→ TASK DETAILS
Write out the whole listing again, exactly as given.

--

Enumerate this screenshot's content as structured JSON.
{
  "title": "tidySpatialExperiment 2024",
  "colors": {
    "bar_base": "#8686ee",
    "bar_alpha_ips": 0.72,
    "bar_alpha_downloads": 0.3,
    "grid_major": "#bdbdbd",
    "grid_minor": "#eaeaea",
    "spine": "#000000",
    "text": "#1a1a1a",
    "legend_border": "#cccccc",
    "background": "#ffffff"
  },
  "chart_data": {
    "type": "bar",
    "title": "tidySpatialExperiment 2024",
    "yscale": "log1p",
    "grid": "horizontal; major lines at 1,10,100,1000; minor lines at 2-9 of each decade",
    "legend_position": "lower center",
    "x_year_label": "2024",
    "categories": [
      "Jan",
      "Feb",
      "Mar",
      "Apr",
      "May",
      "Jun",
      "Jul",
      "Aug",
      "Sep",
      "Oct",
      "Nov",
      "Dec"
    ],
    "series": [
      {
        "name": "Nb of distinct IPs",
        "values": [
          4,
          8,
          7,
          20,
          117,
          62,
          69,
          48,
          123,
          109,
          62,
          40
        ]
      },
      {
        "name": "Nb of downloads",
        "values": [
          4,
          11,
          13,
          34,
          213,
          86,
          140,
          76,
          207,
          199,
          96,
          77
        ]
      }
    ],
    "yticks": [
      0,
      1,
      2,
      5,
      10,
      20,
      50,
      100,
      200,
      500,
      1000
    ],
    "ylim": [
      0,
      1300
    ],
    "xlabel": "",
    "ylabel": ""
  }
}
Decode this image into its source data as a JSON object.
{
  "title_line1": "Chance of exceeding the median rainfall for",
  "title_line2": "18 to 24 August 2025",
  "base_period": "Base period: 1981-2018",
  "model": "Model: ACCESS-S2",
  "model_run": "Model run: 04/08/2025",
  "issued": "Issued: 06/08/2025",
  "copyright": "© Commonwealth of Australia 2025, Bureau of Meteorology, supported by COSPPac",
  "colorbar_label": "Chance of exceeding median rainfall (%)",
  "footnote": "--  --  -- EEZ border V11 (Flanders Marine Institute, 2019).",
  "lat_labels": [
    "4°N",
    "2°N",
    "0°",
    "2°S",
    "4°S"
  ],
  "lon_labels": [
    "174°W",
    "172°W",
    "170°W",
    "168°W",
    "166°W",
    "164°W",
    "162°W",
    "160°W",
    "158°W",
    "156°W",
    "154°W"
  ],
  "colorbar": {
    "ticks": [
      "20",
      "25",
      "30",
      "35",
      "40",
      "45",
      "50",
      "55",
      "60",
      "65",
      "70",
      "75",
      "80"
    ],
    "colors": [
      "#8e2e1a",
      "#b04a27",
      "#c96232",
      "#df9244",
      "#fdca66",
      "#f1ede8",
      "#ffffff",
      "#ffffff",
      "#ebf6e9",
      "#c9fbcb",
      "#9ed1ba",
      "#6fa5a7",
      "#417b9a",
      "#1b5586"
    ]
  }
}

--

→ WRITTEN SOLUTION
Enumerate this screenshot's content as structured JSON.
{
  "title": "tidySpatialExperiment 2024",
  "colors": {
    "bar_base": "#8686ee",
    "bar_alpha_ips": 0.72,
    "bar_alpha_downloads": 0.3,
    "grid_major": "#bdbdbd",
    "grid_minor": "#eaeaea",
    "spine": "#000000",
    "text": "#1a1a1a",
    "legend_border": "#cccccc",
    "background": "#ffffff"
  },
  "chart_data": {
    "type": "bar",
    "title": "tidySpatialExperiment 2024",
    "yscale": "log1p",
    "grid": "horizontal; major lines at 1,10,100,1000; minor lines at 2-9 of each decade",
    "legend_position": "lower center",
    "x_year_label": "2024",
    "categories": [
      "Jan",
      "Feb",
      "Mar",
      "Apr",
      "May",
      "Jun",
      "Jul",
      "Aug",
      "Sep",
      "Oct",
      "Nov",
      "Dec"
    ],
    "series": [
      {
        "name": "Nb of distinct IPs",
        "values": [
          4,
          8,
          7,
          20,
          117,
          62,
          69,
          48,
          123,
          109,
          62,
          40
        ]
      },
      {
        "name": "Nb of downloads",
        "values": [
          4,
          11,
          13,
          34,
          213,
          86,
          140,
          76,
          207,
          199,
          96,
          77
        ]
      }
    ],
    "yticks": [
      0,
      1,
      2,
      5,
      10,
      20,
      50,
      100,
      200,
      500,
      1000
    ],
    "ylim": [
      0,
      1300
    ],
    "xlabel": "",
    "ylabel": ""
  }
}
Decode this image into its source data as a JSON object.
{
  "title_line1": "Chance of exceeding the median rainfall for",
  "title_line2": "18 to 24 August 2025",
  "base_period": "Base period: 1981-2018",
  "model": "Model: ACCESS-S2",
  "model_run": "Model run: 04/08/2025",
  "issued": "Issued: 06/08/2025",
  "copyright": "© Commonwealth of Australia 2025, Bureau of Meteorology, supported by COSPPac",
  "colorbar_label": "Chance of exceeding median rainfall (%)",
  "footnote": "--  --  -- EEZ border V11 (Flanders Marine Institute, 2019).",
  "lat_labels": [
    "4°N",
    "2°N",
    "0°",
    "2°S",
    "4°S"
  ],
  "lon_labels": [
    "174°W",
    "172°W",
    "170°W",
    "168°W",
    "166°W",
    "164°W",
    "162°W",
    "160°W",
    "158°W",
    "156°W",
    "154°W"
  ],
  "colorbar": {
    "ticks": [
      "20",
      "25",
      "30",
      "35",
      "40",
      "45",
      "50",
      "55",
      "60",
      "65",
      "70",
      "75",
      "80"
    ],
    "colors": [
      "#8e2e1a",
      "#b04a27",
      "#c96232",
      "#df9244",
      "#fdca66",
      "#f1ede8",
      "#ffffff",
      "#ffffff",
      "#ebf6e9",
      "#c9fbcb",
      "#9ed1ba",
      "#6fa5a7",
      "#417b9a",
      "#1b5586"
    ]
  }
}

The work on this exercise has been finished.